## SUPPLIED INFORMATION

____________________

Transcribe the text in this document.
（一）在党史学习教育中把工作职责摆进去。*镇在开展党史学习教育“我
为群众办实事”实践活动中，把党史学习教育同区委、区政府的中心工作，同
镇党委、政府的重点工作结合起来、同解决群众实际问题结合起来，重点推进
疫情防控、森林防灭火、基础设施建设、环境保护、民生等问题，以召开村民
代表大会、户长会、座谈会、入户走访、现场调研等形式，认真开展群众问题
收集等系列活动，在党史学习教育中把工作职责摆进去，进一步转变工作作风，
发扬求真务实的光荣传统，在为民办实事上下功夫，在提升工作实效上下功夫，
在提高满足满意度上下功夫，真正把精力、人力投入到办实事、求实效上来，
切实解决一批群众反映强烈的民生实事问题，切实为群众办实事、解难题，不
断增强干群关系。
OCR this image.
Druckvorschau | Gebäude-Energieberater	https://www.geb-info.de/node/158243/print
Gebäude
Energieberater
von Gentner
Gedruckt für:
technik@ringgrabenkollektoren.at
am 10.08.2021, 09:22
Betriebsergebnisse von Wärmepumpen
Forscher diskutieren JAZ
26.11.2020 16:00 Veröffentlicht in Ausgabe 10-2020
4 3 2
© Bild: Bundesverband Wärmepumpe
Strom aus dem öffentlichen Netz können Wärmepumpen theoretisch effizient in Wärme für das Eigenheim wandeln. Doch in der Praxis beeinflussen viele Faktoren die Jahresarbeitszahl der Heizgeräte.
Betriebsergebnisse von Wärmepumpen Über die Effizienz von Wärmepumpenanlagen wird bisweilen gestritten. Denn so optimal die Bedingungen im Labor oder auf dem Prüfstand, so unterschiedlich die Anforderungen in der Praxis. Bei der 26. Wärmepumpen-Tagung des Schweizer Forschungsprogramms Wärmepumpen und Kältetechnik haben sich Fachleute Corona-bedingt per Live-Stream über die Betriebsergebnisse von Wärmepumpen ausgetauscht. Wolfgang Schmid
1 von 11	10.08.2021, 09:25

____________________

Word for word, write out all of the data above.

## WRITTEN ANSWER
Transcribe the text in this document.
（一）在党史学习教育中把工作职责摆进去。*镇在开展党史学习教育“我
为群众办实事”实践活动中，把党史学习教育同区委、区政府的中心工作，同
镇党委、政府的重点工作结合起来、同解决群众实际问题结合起来，重点推进
疫情防控、森林防灭火、基础设施建设、环境保护、民生等问题，以召开村民
代表大会、户长会、座谈会、入户走访、现场调研等形式，认真开展群众问题
收集等系列活动，在党史学习教育中把工作职责摆进去，进一步转变工作作风，
发扬求真务实的光荣传统，在为民办实事上下功夫，在提升工作实效上下功夫，
在提高满足满意度上下功夫，真正把精力、人力投入到办实事、求实效上来，
切实解决一批群众反映强烈的民生实事问题，切实为群众办实事、解难题，不
断增强干群关系。
OCR this image.
Druckvorschau | Gebäude-Energieberater	https://www.geb-info.de/node/158243/print
Gebäude
Energieberater
von Gentner
Gedruckt für:
technik@ringgrabenkollektoren.at
am 10.08.2021, 09:22
Betriebsergebnisse von Wärmepumpen
Forscher diskutieren JAZ
26.11.2020 16:00 Veröffentlicht in Ausgabe 10-2020
4 3 2
© Bild: Bundesverband Wärmepumpe
Strom aus dem öffentlichen Netz können Wärmepumpen theoretisch effizient in Wärme für das Eigenheim wandeln. Doch in der Praxis beeinflussen viele Faktoren die Jahresarbeitszahl der Heizgeräte.
Betriebsergebnisse von Wärmepumpen Über die Effizienz von Wärmepumpenanlagen wird bisweilen gestritten. Denn so optimal die Bedingungen im Labor oder auf dem Prüfstand, so unterschiedlich die Anforderungen in der Praxis. Bei der 26. Wärmepumpen-Tagung des Schweizer Forschungsprogramms Wärmepumpen und Kältetechnik haben sich Fachleute Corona-bedingt per Live-Stream über die Betriebsergebnisse von Wärmepumpen ausgetauscht. Wolfgang Schmid
1 von 11	10.08.2021, 09:25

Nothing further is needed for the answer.